▸ **SOURCE RECORDS**
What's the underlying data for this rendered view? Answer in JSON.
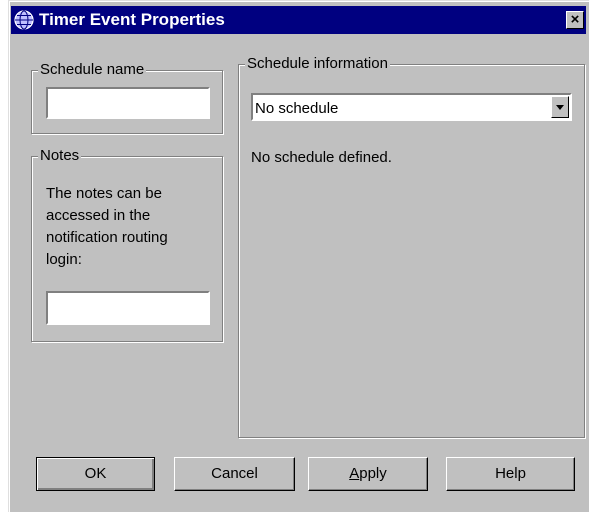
{
  "window": {
    "title": "Timer Event Properties",
    "close_label": "×"
  },
  "schedule_name": {
    "label": "Schedule name",
    "value": ""
  },
  "notes": {
    "label": "Notes",
    "description": "The notes can be accessed in the notification routing login:",
    "value": ""
  },
  "schedule_information": {
    "label": "Schedule information",
    "selected": "No schedule",
    "status": "No schedule defined."
  },
  "buttons": {
    "ok": "OK",
    "cancel": "Cancel",
    "apply": "Apply",
    "help": "Help"
  },
  "colors": {
    "titlebar": "#000080",
    "face": "#c0c0c0"
  }
}
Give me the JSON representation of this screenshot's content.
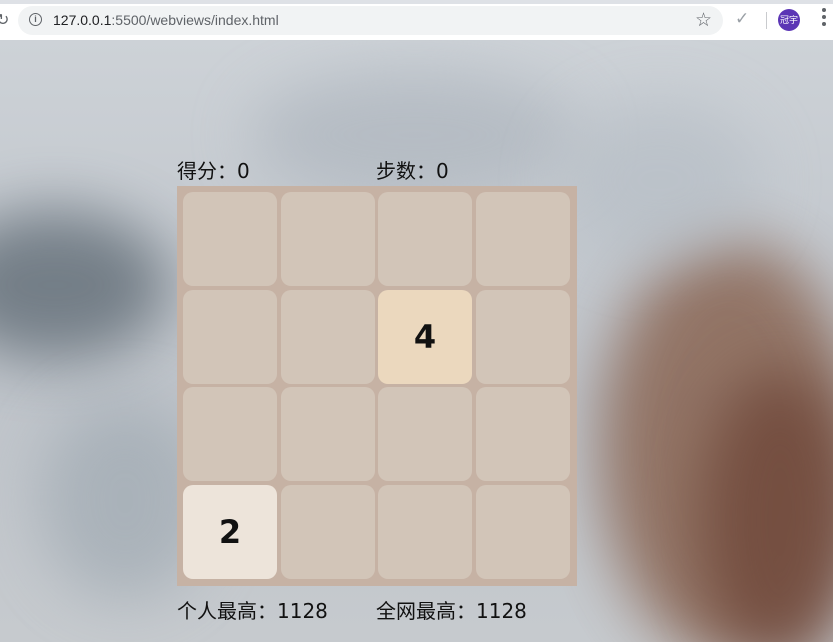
{
  "browser": {
    "url_host": "127.0.0.1",
    "url_path": ":5500/webviews/index.html",
    "avatar_text": "冠宇",
    "icons": [
      "info-icon",
      "star-icon",
      "check-icon",
      "avatar",
      "menu-icon"
    ]
  },
  "game": {
    "score_label": "得分：",
    "score_value": "0",
    "steps_label": "步数：",
    "steps_value": "0",
    "personal_best_label": "个人最高：",
    "personal_best_value": "1128",
    "global_best_label": "全网最高：",
    "global_best_value": "1128",
    "grid": [
      [
        "",
        "",
        "",
        ""
      ],
      [
        "",
        "",
        "4",
        ""
      ],
      [
        "",
        "",
        "",
        ""
      ],
      [
        "2",
        "",
        "",
        ""
      ]
    ],
    "colors": {
      "board": "#c6b2a4",
      "empty": "#d2c5b8",
      "tile_2": "#ede4da",
      "tile_4": "#ebd8be"
    }
  }
}
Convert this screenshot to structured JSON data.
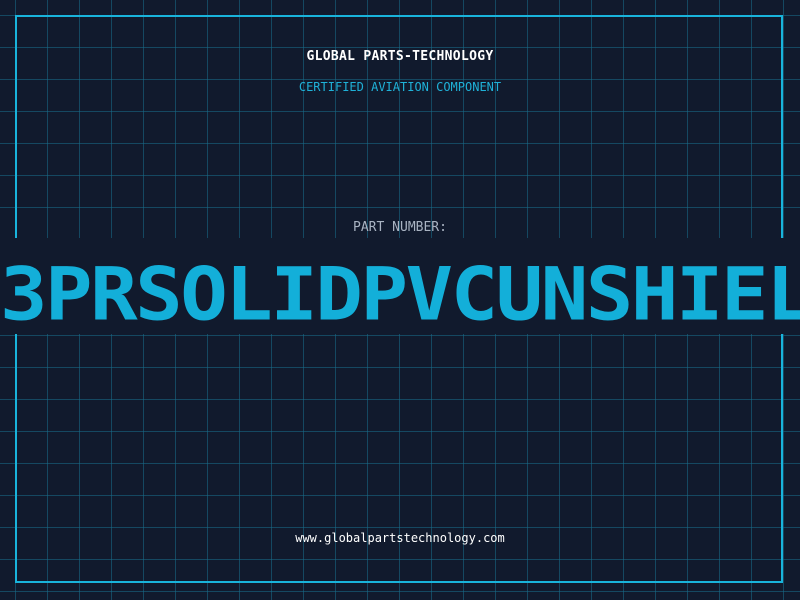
{
  "header": {
    "brand": "GLOBAL PARTS-TECHNOLOGY",
    "subtitle": "CERTIFIED AVIATION COMPONENT"
  },
  "part": {
    "label": "PART NUMBER:",
    "number": "3PRSOLIDPVCUNSHIEL"
  },
  "footer": {
    "url": "www.globalpartstechnology.com"
  },
  "colors": {
    "background": "#111a2d",
    "grid": "#186e8c",
    "accent": "#19b4dc",
    "text": "#ffffff"
  }
}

▸ **TASK DIRECTIONS**
Reproduce the full listing above verbatim, with no pictures included.

▸ **THE OUTPUT**
What's the underlying data for this rendered view? Answer in JSON.
{
  "window": {
    "title": "Timer Event Properties",
    "close_label": "×"
  },
  "schedule_name": {
    "label": "Schedule name",
    "value": ""
  },
  "notes": {
    "label": "Notes",
    "description": "The notes can be accessed in the notification routing login:",
    "value": ""
  },
  "schedule_information": {
    "label": "Schedule information",
    "selected": "No schedule",
    "status": "No schedule defined."
  },
  "buttons": {
    "ok": "OK",
    "cancel": "Cancel",
    "apply": "Apply",
    "help": "Help"
  },
  "colors": {
    "titlebar": "#000080",
    "face": "#c0c0c0"
  }
}
Give me the JSON representation of this screenshot's content.
{
  "browser": {
    "url_host": "127.0.0.1",
    "url_path": ":5500/webviews/index.html",
    "avatar_text": "冠宇",
    "icons": [
      "info-icon",
      "star-icon",
      "check-icon",
      "avatar",
      "menu-icon"
    ]
  },
  "game": {
    "score_label": "得分：",
    "score_value": "0",
    "steps_label": "步数：",
    "steps_value": "0",
    "personal_best_label": "个人最高：",
    "personal_best_value": "1128",
    "global_best_label": "全网最高：",
    "global_best_value": "1128",
    "grid": [
      [
        "",
        "",
        "",
        ""
      ],
      [
        "",
        "",
        "4",
        ""
      ],
      [
        "",
        "",
        "",
        ""
      ],
      [
        "2",
        "",
        "",
        ""
      ]
    ],
    "colors": {
      "board": "#c6b2a4",
      "empty": "#d2c5b8",
      "tile_2": "#ede4da",
      "tile_4": "#ebd8be"
    }
  }
}
Convert this screenshot to structured JSON data.
{
  "header": {
    "brand": "GLOBAL PARTS-TECHNOLOGY",
    "subtitle": "CERTIFIED AVIATION COMPONENT"
  },
  "part": {
    "label": "PART NUMBER:",
    "number": "3PRSOLIDPVCUNSHIEL"
  },
  "footer": {
    "url": "www.globalpartstechnology.com"
  },
  "colors": {
    "background": "#111a2d",
    "grid": "#186e8c",
    "accent": "#19b4dc",
    "text": "#ffffff"
  }
}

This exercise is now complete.